Turn the rows below, from the first line through the line containing "val-flevoland: 0.1 xyxy=(435,328,461,349)", into a JSON list of strings. Use one string per line and leave out any blank lines.

____ Records for the exercise

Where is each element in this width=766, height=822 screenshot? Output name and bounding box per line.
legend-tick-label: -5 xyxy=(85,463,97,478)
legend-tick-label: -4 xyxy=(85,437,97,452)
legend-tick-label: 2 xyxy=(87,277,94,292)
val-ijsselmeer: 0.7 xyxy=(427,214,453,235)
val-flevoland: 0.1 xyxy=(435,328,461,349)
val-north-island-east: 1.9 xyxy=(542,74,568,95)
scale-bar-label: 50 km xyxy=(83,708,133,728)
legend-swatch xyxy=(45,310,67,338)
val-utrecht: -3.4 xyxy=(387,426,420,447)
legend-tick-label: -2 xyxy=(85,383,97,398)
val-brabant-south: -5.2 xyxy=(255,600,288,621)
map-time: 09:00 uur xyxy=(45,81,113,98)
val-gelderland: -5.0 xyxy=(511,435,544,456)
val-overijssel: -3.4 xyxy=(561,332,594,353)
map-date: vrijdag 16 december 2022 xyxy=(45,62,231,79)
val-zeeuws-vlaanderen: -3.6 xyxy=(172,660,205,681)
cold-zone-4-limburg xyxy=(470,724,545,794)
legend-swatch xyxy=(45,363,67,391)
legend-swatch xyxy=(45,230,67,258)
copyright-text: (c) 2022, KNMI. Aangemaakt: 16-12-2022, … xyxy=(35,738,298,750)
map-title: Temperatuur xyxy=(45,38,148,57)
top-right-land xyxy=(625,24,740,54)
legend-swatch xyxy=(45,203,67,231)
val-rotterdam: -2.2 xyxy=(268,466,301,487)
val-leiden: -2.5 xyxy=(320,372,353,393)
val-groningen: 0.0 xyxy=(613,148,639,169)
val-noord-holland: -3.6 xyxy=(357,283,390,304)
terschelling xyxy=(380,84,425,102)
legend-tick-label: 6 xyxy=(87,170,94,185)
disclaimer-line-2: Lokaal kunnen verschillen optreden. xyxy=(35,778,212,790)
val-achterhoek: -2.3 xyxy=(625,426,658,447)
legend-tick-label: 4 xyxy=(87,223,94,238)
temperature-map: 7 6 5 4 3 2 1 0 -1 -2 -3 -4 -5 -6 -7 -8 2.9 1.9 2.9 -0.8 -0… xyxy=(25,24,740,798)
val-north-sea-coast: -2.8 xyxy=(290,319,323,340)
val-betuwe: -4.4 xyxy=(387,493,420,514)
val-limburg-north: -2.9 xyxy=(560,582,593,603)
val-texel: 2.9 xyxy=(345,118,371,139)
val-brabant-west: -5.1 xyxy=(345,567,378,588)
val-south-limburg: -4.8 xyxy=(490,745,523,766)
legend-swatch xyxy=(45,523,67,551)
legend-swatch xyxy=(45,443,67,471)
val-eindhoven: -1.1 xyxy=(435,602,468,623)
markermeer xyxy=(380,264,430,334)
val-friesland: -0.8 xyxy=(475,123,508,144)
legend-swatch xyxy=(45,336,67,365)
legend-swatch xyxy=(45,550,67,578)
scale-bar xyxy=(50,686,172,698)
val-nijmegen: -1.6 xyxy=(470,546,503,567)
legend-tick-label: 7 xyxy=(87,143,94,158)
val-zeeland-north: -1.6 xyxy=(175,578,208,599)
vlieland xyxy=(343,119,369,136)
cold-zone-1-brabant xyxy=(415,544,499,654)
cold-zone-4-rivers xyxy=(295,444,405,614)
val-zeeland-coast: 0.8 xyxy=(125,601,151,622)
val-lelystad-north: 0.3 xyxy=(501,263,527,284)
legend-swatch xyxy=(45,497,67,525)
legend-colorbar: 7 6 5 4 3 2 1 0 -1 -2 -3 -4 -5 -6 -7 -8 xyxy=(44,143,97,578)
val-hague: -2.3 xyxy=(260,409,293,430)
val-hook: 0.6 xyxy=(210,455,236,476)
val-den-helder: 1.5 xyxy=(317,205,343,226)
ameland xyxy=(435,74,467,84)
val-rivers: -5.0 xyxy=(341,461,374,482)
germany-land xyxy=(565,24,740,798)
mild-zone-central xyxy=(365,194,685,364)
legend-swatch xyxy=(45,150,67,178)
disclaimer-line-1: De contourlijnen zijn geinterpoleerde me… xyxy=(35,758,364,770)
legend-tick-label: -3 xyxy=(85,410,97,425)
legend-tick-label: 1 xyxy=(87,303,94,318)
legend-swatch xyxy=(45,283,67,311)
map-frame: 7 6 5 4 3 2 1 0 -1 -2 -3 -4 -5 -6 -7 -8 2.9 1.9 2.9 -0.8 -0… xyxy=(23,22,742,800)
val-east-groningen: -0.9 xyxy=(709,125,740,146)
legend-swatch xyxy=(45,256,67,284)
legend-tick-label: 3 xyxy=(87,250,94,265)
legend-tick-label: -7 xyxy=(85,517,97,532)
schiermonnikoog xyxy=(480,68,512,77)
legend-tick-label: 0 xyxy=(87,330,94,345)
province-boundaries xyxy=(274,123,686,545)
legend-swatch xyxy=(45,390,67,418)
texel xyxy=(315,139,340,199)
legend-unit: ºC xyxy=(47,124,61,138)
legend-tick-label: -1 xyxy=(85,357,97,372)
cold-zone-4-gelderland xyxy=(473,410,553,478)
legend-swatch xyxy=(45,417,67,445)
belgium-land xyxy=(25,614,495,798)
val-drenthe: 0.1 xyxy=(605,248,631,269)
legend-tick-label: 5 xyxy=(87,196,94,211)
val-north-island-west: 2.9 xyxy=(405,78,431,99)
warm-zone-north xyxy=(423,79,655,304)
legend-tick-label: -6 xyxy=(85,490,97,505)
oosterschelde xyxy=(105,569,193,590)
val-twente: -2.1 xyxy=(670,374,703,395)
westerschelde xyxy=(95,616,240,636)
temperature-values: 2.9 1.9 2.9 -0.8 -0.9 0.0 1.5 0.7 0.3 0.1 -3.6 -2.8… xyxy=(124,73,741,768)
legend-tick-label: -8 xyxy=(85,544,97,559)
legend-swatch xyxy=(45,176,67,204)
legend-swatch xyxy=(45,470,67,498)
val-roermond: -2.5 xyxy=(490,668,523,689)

________

* Written solution
[
  "Where is each element in this width=766, height=822 screenshot? Output name and bounding box per line.",
  "legend-tick-label: -5 xyxy=(85,463,97,478)",
  "legend-tick-label: -4 xyxy=(85,437,97,452)",
  "legend-tick-label: 2 xyxy=(87,277,94,292)",
  "val-ijsselmeer: 0.7 xyxy=(427,214,453,235)",
  "val-flevoland: 0.1 xyxy=(435,328,461,349)"
]